=== WHAT IS REQUIRED ===
Copy each line of the records below word for word, without the pictures.

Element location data
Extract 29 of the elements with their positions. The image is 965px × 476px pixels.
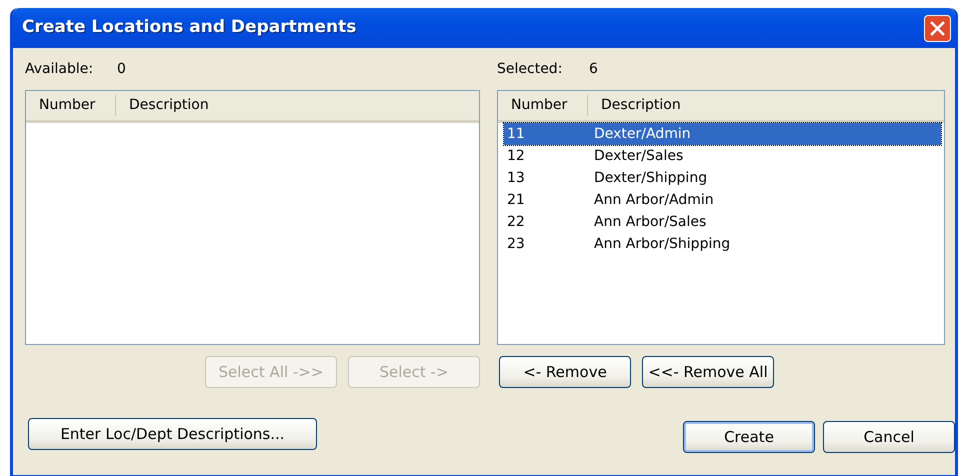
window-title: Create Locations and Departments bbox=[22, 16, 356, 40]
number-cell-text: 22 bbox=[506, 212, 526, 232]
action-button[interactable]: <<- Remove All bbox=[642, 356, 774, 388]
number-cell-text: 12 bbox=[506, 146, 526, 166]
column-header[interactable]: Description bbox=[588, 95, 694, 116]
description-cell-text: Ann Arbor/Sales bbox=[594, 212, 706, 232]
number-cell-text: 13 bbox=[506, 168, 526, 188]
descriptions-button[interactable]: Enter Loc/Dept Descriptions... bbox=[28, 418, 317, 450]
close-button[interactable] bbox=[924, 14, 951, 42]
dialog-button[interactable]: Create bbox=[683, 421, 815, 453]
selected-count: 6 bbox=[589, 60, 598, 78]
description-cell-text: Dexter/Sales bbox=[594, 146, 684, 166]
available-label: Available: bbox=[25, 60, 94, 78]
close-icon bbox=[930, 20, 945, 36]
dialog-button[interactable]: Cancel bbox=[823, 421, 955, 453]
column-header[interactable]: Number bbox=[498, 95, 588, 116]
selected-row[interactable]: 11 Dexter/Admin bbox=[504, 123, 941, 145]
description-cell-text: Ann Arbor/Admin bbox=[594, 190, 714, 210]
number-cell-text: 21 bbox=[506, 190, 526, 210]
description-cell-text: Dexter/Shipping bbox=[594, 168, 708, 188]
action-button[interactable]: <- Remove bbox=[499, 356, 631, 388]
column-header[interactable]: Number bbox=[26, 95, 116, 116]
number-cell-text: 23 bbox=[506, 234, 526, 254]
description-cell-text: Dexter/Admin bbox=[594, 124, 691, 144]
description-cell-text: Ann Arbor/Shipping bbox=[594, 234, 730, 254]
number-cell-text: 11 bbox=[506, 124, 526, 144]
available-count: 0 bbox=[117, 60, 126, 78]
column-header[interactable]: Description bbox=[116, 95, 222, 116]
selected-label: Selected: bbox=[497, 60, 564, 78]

=== RESULT OF THIS EXERCISE ===
Extract 29 of the elements with their positions. The image is 965px × 476px pixels.
window-title: Create Locations and Departments bbox=[22, 16, 356, 40]
number-cell-text: 22 bbox=[506, 212, 526, 232]
action-button[interactable]: <<- Remove All bbox=[642, 356, 774, 388]
number-cell-text: 12 bbox=[506, 146, 526, 166]
column-header[interactable]: Description bbox=[588, 95, 694, 116]
description-cell-text: Ann Arbor/Sales bbox=[594, 212, 706, 232]
number-cell-text: 13 bbox=[506, 168, 526, 188]
descriptions-button[interactable]: Enter Loc/Dept Descriptions... bbox=[28, 418, 317, 450]
close-button[interactable] bbox=[924, 14, 951, 42]
dialog-button[interactable]: Create bbox=[683, 421, 815, 453]
selected-count: 6 bbox=[589, 60, 598, 78]
description-cell-text: Dexter/Sales bbox=[594, 146, 684, 166]
available-label: Available: bbox=[25, 60, 94, 78]
close-icon bbox=[930, 20, 945, 36]
dialog-button[interactable]: Cancel bbox=[823, 421, 955, 453]
column-header[interactable]: Number bbox=[498, 95, 588, 116]
selected-row[interactable]: 11 Dexter/Admin bbox=[504, 123, 941, 145]
description-cell-text: Ann Arbor/Admin bbox=[594, 190, 714, 210]
number-cell-text: 21 bbox=[506, 190, 526, 210]
description-cell-text: Dexter/Shipping bbox=[594, 168, 708, 188]
action-button[interactable]: <- Remove bbox=[499, 356, 631, 388]
column-header[interactable]: Number bbox=[26, 95, 116, 116]
number-cell-text: 23 bbox=[506, 234, 526, 254]
description-cell-text: Dexter/Admin bbox=[594, 124, 691, 144]
description-cell-text: Ann Arbor/Shipping bbox=[594, 234, 730, 254]
number-cell-text: 11 bbox=[506, 124, 526, 144]
available-count: 0 bbox=[117, 60, 126, 78]
column-header[interactable]: Description bbox=[116, 95, 222, 116]
selected-label: Selected: bbox=[497, 60, 564, 78]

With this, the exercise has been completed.